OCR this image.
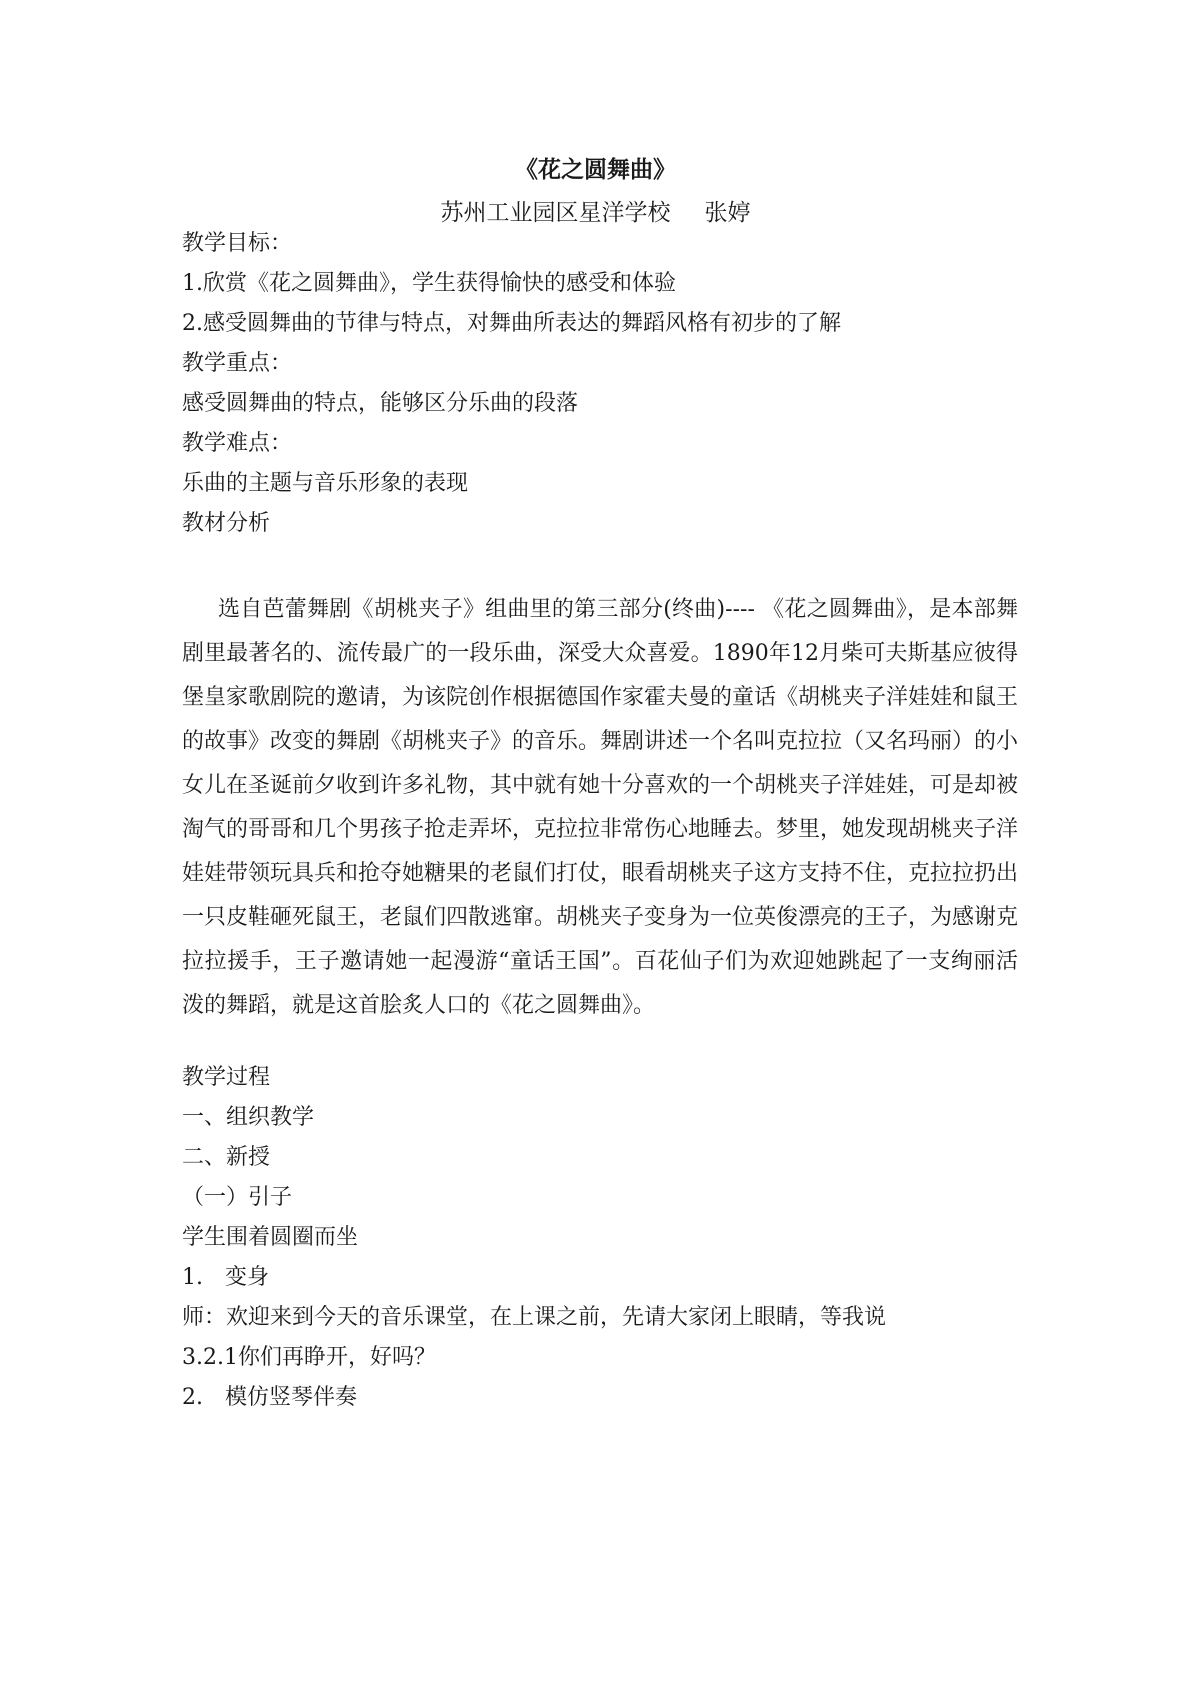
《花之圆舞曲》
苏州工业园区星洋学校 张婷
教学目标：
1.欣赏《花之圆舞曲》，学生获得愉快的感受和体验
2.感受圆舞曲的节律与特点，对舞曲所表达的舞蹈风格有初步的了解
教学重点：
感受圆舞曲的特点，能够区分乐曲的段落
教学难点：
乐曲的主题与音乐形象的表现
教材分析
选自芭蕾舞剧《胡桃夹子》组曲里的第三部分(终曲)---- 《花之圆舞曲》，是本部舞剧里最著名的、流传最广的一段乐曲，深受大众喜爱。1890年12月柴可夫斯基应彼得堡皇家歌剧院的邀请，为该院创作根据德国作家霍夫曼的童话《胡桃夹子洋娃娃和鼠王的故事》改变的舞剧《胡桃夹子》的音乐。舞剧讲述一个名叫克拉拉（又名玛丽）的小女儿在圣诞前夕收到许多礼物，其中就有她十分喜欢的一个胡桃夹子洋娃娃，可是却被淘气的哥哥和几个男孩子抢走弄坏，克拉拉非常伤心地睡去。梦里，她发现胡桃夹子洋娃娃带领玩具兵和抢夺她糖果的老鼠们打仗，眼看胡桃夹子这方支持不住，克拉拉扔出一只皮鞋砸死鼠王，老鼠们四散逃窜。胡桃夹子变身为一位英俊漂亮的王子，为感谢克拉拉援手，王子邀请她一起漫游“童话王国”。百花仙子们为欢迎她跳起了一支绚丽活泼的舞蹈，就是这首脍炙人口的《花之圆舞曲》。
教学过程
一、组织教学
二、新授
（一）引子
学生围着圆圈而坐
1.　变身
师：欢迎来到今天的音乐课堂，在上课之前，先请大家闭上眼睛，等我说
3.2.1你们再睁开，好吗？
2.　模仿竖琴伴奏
-- -- --
* The task:
Return all the lines that contain the string "花之圆舞曲".

* Complete response:
《花之圆舞曲》
1.欣赏《花之圆舞曲》，学生获得愉快的感受和体验
选自芭蕾舞剧《胡桃夹子》组曲里的第三部分(终曲)---- 《花之圆舞曲》，是本部舞剧里最著名的、流传最广的一段乐曲，深受大众喜爱。1890年12月柴可夫斯基应彼得堡皇家歌剧院的邀请，为该院创作根据德国作家霍夫曼的童话《胡桃夹子洋娃娃和鼠王的故事》改变的舞剧《胡桃夹子》的音乐。舞剧讲述一个名叫克拉拉（又名玛丽）的小女儿在圣诞前夕收到许多礼物，其中就有她十分喜欢的一个胡桃夹子洋娃娃，可是却被淘气的哥哥和几个男孩子抢走弄坏，克拉拉非常伤心地睡去。梦里，她发现胡桃夹子洋娃娃带领玩具兵和抢夺她糖果的老鼠们打仗，眼看胡桃夹子这方支持不住，克拉拉扔出一只皮鞋砸死鼠王，老鼠们四散逃窜。胡桃夹子变身为一位英俊漂亮的王子，为感谢克拉拉援手，王子邀请她一起漫游“童话王国”。百花仙子们为欢迎她跳起了一支绚丽活泼的舞蹈，就是这首脍炙人口的《花之圆舞曲》。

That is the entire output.